Problem details |
Which lines of the records contain "AMSEAS"? Collect every one of them.
# START OF Extracted material
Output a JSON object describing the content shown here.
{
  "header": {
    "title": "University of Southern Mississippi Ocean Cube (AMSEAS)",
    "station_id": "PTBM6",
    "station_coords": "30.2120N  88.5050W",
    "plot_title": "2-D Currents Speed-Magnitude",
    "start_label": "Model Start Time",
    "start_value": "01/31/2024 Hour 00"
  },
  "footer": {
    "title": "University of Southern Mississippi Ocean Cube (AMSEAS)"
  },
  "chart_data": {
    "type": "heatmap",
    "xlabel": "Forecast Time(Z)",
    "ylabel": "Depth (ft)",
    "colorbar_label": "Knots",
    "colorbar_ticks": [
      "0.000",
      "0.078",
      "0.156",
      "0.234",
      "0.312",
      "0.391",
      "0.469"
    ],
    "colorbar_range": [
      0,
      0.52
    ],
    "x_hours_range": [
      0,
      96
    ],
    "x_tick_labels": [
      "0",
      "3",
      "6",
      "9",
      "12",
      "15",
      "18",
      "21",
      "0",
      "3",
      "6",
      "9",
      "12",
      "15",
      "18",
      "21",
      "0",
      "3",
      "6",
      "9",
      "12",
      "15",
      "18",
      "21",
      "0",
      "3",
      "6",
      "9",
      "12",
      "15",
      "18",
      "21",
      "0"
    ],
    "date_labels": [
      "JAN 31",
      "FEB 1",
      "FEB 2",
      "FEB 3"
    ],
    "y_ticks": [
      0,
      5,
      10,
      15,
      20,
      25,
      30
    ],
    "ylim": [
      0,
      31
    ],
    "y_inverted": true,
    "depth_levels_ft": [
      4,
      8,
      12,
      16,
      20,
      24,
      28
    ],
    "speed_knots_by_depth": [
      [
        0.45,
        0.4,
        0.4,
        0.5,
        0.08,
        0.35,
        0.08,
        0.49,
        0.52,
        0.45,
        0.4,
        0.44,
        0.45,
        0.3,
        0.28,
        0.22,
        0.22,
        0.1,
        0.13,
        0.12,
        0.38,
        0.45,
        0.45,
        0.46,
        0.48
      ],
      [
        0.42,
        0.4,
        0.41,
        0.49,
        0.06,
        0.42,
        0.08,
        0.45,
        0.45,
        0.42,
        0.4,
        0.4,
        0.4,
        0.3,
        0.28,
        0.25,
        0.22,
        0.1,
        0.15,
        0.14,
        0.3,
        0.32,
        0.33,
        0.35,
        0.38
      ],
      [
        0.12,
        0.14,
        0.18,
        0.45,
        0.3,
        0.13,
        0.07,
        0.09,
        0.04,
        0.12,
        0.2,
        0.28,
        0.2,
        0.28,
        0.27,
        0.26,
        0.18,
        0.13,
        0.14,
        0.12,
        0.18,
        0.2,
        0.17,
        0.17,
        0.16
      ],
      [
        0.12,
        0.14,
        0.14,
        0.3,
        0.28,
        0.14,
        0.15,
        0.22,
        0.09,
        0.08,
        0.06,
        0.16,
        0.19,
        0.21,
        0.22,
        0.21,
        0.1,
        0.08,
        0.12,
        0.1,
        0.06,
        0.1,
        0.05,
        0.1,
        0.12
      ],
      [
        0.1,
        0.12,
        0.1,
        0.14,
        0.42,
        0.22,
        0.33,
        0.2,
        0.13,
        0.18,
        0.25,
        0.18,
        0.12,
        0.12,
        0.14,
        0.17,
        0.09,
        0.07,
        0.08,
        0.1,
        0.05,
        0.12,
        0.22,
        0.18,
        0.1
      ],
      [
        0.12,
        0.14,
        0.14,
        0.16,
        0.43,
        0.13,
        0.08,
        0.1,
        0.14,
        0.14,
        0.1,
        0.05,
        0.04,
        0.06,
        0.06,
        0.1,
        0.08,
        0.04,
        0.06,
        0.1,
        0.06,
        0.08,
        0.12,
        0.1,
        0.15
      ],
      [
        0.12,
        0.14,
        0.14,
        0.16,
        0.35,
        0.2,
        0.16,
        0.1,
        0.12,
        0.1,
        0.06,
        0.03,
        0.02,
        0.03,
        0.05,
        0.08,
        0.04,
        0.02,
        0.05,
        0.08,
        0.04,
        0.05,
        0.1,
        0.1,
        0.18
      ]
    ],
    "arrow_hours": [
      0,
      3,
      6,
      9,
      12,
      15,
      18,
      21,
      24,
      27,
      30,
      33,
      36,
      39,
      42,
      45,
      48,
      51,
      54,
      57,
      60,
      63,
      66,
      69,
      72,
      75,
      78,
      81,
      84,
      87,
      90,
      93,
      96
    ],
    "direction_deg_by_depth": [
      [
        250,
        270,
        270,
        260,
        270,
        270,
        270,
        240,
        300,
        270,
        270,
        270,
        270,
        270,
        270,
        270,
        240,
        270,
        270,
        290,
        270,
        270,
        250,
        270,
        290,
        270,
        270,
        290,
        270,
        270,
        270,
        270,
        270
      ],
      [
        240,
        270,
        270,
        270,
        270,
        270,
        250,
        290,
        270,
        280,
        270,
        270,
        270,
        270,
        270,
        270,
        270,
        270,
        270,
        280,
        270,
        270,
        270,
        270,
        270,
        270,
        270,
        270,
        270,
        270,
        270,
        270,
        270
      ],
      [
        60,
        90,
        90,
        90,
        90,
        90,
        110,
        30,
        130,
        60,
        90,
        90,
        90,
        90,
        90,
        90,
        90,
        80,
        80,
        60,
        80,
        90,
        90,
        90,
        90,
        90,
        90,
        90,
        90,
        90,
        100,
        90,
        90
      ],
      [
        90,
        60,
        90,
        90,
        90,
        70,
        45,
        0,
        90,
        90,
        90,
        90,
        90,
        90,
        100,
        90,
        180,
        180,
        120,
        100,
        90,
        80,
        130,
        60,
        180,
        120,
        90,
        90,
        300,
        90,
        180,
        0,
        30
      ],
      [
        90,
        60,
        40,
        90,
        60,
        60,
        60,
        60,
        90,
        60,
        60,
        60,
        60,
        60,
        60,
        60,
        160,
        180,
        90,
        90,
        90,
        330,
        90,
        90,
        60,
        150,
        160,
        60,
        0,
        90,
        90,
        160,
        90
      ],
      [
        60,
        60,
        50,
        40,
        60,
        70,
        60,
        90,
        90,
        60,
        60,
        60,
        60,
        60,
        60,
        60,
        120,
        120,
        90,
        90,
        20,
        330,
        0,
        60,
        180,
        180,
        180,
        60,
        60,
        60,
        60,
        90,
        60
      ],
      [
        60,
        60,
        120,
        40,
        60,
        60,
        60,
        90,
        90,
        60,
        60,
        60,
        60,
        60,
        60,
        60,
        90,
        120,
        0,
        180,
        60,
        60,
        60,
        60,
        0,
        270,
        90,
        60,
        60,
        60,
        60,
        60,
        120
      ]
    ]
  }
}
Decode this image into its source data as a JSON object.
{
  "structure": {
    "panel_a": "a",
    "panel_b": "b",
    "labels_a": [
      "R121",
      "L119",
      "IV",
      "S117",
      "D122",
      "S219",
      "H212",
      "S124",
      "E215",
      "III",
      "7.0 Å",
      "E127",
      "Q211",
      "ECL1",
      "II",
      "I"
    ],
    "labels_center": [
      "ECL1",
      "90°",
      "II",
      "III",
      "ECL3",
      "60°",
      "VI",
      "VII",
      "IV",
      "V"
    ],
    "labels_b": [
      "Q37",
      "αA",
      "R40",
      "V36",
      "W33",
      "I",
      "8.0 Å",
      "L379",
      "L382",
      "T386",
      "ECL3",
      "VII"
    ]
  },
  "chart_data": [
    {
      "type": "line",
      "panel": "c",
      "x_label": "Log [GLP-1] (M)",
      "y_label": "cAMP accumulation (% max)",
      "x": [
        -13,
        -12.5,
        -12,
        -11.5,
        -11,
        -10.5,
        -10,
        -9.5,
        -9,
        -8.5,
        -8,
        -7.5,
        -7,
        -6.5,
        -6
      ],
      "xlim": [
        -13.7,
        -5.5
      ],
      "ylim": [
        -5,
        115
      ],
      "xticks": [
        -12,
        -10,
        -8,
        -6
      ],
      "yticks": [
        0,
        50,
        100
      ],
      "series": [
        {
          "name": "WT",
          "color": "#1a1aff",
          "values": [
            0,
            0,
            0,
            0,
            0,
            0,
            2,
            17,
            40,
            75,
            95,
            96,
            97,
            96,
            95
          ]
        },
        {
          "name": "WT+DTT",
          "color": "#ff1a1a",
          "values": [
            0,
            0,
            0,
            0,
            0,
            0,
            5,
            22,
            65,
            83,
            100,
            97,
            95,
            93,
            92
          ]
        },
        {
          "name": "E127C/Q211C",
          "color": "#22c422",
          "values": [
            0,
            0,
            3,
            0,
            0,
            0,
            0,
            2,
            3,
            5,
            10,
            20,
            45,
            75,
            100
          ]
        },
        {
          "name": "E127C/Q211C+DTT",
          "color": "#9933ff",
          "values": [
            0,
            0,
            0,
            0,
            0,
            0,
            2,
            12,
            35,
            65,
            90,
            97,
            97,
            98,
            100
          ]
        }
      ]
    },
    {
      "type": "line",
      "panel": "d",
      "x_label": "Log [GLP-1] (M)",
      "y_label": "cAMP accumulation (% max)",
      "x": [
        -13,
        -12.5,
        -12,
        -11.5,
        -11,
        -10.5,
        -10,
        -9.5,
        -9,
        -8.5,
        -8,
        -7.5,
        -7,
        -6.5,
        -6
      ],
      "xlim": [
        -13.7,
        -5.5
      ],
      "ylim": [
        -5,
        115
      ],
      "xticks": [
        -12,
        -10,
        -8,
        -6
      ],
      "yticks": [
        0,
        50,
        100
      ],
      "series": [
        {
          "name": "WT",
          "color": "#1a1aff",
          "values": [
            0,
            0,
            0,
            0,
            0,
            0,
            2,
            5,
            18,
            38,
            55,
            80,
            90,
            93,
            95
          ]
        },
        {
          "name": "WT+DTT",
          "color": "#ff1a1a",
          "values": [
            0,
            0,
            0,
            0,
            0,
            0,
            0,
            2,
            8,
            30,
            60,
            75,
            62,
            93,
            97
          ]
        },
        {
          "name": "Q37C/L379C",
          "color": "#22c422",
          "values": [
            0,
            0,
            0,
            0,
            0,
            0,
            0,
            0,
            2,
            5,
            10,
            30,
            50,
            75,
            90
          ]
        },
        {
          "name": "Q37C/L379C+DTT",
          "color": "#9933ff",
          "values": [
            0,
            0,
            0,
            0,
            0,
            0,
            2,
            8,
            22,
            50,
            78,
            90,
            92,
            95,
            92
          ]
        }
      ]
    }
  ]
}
# END OF Extracted material
Final result |
    "title": "University of Southern Mississippi Ocean Cube (AMSEAS)",
    "title": "University of Southern Mississippi Ocean Cube (AMSEAS)"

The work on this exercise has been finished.